Data entries:
|---|

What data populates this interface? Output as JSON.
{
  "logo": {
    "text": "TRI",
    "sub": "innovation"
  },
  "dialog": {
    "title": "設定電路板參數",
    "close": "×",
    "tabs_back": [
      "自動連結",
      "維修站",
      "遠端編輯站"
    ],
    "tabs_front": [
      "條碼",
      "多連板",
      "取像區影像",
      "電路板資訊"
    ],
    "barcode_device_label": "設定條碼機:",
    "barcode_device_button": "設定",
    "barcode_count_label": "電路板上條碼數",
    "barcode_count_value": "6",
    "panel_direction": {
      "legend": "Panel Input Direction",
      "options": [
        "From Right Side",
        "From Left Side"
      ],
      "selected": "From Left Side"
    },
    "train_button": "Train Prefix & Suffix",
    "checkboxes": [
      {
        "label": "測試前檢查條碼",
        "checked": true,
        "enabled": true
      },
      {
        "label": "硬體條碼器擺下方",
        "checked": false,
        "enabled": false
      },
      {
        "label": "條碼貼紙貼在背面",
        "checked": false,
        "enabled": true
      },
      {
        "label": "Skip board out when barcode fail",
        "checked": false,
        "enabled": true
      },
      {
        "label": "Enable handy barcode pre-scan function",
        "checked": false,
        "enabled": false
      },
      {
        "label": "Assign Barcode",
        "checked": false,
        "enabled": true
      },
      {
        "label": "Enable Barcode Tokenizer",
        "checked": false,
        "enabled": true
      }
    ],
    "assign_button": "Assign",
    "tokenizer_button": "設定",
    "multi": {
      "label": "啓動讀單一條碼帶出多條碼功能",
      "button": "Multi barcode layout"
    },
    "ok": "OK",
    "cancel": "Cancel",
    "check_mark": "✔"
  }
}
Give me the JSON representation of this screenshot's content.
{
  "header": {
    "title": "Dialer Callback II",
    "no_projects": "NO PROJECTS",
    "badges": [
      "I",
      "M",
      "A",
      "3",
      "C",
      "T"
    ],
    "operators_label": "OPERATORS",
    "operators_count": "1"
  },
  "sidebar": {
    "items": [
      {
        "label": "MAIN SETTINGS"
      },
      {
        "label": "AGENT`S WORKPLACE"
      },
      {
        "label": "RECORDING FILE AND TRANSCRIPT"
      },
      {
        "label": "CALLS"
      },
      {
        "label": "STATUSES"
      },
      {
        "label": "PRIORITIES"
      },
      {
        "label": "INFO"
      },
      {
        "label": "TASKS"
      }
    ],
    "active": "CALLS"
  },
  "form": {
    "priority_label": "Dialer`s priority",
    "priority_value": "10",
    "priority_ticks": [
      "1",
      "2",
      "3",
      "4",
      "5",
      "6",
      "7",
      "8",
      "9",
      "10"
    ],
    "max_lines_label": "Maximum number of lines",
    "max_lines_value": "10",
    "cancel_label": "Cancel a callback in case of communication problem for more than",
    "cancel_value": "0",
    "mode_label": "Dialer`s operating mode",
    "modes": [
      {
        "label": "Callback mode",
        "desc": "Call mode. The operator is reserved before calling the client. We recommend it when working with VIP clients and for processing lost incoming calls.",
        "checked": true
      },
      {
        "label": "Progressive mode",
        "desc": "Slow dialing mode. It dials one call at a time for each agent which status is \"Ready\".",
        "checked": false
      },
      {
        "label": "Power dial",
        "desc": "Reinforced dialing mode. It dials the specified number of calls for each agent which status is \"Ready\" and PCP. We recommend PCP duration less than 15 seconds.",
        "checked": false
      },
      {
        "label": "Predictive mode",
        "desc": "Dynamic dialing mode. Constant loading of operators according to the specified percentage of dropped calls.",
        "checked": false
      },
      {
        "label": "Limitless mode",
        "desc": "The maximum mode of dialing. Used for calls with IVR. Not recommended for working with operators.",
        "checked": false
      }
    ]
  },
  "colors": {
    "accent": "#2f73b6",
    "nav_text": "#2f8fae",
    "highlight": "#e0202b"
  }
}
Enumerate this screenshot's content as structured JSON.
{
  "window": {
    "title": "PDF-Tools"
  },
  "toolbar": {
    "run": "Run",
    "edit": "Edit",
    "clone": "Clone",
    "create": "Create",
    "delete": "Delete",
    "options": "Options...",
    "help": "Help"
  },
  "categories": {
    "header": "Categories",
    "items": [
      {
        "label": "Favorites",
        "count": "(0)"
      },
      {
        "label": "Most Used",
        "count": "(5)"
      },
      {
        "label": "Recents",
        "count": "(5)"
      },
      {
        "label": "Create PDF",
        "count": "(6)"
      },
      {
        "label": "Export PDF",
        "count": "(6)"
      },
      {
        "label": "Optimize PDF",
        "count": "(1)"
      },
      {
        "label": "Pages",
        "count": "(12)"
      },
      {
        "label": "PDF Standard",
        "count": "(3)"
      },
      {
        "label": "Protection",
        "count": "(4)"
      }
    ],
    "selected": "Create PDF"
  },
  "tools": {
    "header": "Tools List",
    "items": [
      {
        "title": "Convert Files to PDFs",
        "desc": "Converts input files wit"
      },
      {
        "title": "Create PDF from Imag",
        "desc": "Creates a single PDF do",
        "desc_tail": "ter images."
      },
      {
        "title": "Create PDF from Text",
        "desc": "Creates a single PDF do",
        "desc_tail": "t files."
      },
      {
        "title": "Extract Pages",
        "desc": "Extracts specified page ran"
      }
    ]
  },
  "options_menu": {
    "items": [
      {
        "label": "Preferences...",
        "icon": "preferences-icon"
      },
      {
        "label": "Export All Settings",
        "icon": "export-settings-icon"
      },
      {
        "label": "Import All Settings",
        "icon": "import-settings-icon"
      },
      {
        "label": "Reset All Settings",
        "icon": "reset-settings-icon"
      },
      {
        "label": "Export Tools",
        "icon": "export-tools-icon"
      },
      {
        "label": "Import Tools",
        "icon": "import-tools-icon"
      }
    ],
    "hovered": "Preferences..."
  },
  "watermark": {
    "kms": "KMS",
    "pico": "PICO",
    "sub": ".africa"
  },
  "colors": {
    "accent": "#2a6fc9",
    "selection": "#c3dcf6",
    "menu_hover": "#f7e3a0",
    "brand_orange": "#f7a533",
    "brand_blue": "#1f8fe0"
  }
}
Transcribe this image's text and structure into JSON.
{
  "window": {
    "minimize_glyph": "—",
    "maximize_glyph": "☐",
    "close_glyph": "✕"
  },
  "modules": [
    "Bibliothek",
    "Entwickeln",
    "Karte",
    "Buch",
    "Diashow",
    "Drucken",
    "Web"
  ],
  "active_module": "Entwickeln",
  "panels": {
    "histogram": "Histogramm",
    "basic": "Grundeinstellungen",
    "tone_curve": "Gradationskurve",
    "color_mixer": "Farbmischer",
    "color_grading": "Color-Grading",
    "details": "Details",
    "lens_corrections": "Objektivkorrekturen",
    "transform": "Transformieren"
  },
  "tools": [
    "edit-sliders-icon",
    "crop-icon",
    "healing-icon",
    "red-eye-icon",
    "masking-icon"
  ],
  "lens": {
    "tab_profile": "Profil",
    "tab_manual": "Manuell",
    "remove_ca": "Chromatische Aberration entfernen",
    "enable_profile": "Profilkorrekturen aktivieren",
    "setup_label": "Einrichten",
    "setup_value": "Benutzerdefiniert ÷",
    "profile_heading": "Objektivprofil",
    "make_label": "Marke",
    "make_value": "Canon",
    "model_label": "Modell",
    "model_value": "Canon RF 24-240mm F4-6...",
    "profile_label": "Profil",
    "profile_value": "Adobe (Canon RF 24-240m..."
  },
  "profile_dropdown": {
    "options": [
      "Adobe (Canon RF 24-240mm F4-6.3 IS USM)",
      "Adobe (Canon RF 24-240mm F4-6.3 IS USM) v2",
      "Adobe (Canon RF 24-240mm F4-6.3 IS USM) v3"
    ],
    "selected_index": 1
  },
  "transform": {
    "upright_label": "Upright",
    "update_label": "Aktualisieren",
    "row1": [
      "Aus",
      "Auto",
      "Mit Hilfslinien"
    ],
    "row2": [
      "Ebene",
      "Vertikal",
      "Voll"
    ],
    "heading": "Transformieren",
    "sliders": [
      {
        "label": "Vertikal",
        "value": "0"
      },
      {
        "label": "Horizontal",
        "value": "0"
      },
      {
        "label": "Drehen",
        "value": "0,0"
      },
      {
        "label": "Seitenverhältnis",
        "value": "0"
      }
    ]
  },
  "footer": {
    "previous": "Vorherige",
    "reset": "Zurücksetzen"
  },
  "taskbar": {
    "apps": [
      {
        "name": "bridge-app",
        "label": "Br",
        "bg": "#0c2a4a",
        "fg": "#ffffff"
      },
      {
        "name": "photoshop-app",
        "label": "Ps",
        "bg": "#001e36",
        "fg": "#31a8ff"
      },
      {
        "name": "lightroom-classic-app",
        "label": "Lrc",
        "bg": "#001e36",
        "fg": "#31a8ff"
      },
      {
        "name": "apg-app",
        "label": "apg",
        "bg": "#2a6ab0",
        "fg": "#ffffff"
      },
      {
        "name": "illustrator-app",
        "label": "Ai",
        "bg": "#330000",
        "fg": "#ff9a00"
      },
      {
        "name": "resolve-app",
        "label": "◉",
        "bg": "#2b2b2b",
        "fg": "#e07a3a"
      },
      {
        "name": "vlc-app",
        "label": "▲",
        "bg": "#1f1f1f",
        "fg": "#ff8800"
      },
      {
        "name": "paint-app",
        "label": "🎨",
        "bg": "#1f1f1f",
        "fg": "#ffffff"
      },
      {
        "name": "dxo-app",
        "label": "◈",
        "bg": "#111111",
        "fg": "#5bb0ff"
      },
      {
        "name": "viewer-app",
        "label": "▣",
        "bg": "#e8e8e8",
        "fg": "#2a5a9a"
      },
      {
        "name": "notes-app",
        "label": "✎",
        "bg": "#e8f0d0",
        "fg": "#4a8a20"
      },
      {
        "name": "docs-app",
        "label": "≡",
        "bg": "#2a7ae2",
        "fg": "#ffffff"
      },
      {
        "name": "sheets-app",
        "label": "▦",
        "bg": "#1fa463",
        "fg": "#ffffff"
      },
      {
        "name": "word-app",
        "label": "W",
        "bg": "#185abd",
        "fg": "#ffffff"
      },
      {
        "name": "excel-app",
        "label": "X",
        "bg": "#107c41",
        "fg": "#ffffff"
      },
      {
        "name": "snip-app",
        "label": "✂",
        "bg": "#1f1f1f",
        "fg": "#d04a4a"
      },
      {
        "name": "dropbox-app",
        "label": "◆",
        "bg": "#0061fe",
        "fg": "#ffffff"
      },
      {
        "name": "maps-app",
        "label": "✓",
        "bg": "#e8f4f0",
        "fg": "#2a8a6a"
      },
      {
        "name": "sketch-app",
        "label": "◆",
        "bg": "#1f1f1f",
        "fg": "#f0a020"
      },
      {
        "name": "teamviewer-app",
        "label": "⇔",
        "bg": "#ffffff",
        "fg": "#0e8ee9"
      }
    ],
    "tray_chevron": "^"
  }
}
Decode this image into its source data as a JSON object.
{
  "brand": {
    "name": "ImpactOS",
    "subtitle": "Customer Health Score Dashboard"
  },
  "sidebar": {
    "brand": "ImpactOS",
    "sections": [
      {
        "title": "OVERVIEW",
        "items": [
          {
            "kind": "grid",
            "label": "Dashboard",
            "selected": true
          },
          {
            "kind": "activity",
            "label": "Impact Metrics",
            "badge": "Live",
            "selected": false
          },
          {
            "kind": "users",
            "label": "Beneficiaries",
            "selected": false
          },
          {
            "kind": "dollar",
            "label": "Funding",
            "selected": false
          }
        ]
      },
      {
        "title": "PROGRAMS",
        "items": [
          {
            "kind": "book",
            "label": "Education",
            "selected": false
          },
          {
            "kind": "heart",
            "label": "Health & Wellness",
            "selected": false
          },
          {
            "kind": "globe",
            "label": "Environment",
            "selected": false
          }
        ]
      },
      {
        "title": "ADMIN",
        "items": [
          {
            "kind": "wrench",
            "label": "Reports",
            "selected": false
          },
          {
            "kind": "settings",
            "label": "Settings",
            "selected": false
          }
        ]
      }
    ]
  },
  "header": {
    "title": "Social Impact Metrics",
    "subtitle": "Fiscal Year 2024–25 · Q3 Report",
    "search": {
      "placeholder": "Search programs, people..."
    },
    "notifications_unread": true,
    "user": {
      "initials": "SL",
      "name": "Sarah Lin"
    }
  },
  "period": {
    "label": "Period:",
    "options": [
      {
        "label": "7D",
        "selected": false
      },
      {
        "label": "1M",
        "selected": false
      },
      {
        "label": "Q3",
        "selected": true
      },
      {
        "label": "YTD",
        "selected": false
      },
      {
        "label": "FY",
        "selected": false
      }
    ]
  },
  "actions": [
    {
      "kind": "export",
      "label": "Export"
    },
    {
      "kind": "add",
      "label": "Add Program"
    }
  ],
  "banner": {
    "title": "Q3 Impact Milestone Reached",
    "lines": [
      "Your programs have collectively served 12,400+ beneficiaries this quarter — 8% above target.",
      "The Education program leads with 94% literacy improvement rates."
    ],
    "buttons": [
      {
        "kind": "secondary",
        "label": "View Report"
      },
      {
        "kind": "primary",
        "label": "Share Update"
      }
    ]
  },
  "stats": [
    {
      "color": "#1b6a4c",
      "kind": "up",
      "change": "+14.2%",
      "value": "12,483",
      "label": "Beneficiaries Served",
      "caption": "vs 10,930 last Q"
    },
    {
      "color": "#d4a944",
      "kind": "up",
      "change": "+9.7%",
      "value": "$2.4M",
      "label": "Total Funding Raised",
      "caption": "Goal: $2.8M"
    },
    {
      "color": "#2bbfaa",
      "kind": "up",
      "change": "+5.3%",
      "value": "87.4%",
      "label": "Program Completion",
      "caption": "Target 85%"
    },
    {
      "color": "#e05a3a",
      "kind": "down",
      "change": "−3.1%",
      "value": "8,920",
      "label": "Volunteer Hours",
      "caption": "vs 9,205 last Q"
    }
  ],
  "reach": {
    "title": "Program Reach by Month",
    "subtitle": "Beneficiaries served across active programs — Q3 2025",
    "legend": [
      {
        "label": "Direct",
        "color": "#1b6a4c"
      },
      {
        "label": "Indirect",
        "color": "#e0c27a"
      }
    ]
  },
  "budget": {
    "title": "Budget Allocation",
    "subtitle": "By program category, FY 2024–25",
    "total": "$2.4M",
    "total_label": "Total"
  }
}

|---|

Using the material above, count the lines containing the word "Assign". Reply with the number alone.

● **ANSWER TO THE TASK**:
2